*** RECORDED INFORMATION
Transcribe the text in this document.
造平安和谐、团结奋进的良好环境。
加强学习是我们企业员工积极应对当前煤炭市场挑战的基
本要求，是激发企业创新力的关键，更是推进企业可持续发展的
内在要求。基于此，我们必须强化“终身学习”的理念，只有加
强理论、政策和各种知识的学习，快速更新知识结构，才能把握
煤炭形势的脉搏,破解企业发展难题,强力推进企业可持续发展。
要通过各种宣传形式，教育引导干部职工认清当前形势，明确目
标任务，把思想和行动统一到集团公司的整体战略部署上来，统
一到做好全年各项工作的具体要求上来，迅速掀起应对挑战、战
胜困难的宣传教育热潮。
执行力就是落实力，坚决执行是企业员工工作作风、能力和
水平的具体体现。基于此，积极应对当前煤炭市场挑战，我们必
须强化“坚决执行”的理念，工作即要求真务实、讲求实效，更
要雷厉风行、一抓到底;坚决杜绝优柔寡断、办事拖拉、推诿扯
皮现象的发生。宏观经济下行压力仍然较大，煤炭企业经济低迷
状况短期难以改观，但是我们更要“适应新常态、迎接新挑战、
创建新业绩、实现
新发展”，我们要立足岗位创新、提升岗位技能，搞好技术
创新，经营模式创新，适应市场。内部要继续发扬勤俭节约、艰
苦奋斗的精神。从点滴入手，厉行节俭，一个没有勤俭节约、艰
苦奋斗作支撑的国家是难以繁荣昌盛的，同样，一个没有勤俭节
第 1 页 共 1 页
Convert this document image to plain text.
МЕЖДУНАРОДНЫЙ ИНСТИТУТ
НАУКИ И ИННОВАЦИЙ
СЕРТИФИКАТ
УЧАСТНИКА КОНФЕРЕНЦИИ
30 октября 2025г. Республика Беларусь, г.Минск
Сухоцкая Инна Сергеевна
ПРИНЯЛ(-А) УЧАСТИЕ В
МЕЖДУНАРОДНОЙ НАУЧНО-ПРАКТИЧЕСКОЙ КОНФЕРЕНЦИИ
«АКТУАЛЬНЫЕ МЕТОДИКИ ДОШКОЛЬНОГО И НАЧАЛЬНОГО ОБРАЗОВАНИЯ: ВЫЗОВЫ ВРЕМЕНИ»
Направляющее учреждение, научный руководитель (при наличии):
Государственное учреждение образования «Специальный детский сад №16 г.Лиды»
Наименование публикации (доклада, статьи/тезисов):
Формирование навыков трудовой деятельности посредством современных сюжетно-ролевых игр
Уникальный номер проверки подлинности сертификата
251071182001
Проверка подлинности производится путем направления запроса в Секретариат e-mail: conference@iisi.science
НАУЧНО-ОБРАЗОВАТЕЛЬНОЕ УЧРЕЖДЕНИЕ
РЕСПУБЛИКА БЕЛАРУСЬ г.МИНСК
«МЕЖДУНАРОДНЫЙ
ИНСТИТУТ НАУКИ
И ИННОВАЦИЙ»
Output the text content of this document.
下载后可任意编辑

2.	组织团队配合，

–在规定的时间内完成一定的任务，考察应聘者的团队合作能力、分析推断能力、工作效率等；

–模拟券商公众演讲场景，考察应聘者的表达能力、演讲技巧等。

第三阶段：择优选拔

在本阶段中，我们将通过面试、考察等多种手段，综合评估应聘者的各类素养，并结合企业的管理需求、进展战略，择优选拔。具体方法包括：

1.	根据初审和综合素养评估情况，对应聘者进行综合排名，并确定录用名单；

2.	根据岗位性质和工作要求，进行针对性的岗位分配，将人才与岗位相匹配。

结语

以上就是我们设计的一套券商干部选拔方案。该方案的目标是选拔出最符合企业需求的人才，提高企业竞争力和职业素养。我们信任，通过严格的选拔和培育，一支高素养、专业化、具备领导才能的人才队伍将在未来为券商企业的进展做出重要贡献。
******
> AIM OF THE EXERCISE: Nothing should be changed: write out all of the data as is.

> FINAL ANSWER:
Transcribe the text in this document.
造平安和谐、团结奋进的良好环境。
加强学习是我们企业员工积极应对当前煤炭市场挑战的基
本要求，是激发企业创新力的关键，更是推进企业可持续发展的
内在要求。基于此，我们必须强化“终身学习”的理念，只有加
强理论、政策和各种知识的学习，快速更新知识结构，才能把握
煤炭形势的脉搏,破解企业发展难题,强力推进企业可持续发展。
要通过各种宣传形式，教育引导干部职工认清当前形势，明确目
标任务，把思想和行动统一到集团公司的整体战略部署上来，统
一到做好全年各项工作的具体要求上来，迅速掀起应对挑战、战
胜困难的宣传教育热潮。
执行力就是落实力，坚决执行是企业员工工作作风、能力和
水平的具体体现。基于此，积极应对当前煤炭市场挑战，我们必
须强化“坚决执行”的理念，工作即要求真务实、讲求实效，更
要雷厉风行、一抓到底;坚决杜绝优柔寡断、办事拖拉、推诿扯
皮现象的发生。宏观经济下行压力仍然较大，煤炭企业经济低迷
状况短期难以改观，但是我们更要“适应新常态、迎接新挑战、
创建新业绩、实现
新发展”，我们要立足岗位创新、提升岗位技能，搞好技术
创新，经营模式创新，适应市场。内部要继续发扬勤俭节约、艰
苦奋斗的精神。从点滴入手，厉行节俭，一个没有勤俭节约、艰
苦奋斗作支撑的国家是难以繁荣昌盛的，同样，一个没有勤俭节
第 1 页 共 1 页
Convert this document image to plain text.
МЕЖДУНАРОДНЫЙ ИНСТИТУТ
НАУКИ И ИННОВАЦИЙ
СЕРТИФИКАТ
УЧАСТНИКА КОНФЕРЕНЦИИ
30 октября 2025г. Республика Беларусь, г.Минск
Сухоцкая Инна Сергеевна
ПРИНЯЛ(-А) УЧАСТИЕ В
МЕЖДУНАРОДНОЙ НАУЧНО-ПРАКТИЧЕСКОЙ КОНФЕРЕНЦИИ
«АКТУАЛЬНЫЕ МЕТОДИКИ ДОШКОЛЬНОГО И НАЧАЛЬНОГО ОБРАЗОВАНИЯ: ВЫЗОВЫ ВРЕМЕНИ»
Направляющее учреждение, научный руководитель (при наличии):
Государственное учреждение образования «Специальный детский сад №16 г.Лиды»
Наименование публикации (доклада, статьи/тезисов):
Формирование навыков трудовой деятельности посредством современных сюжетно-ролевых игр
Уникальный номер проверки подлинности сертификата
251071182001
Проверка подлинности производится путем направления запроса в Секретариат e-mail: conference@iisi.science
НАУЧНО-ОБРАЗОВАТЕЛЬНОЕ УЧРЕЖДЕНИЕ
РЕСПУБЛИКА БЕЛАРУСЬ г.МИНСК
«МЕЖДУНАРОДНЫЙ
ИНСТИТУТ НАУКИ
И ИННОВАЦИЙ»
Output the text content of this document.
下载后可任意编辑

2.	组织团队配合，

–在规定的时间内完成一定的任务，考察应聘者的团队合作能力、分析推断能力、工作效率等；

–模拟券商公众演讲场景，考察应聘者的表达能力、演讲技巧等。

第三阶段：择优选拔

在本阶段中，我们将通过面试、考察等多种手段，综合评估应聘者的各类素养，并结合企业的管理需求、进展战略，择优选拔。具体方法包括：

1.	根据初审和综合素养评估情况，对应聘者进行综合排名，并确定录用名单；

2.	根据岗位性质和工作要求，进行针对性的岗位分配，将人才与岗位相匹配。

结语

以上就是我们设计的一套券商干部选拔方案。该方案的目标是选拔出最符合企业需求的人才，提高企业竞争力和职业素养。我们信任，通过严格的选拔和培育，一支高素养、专业化、具备领导才能的人才队伍将在未来为券商企业的进展做出重要贡献。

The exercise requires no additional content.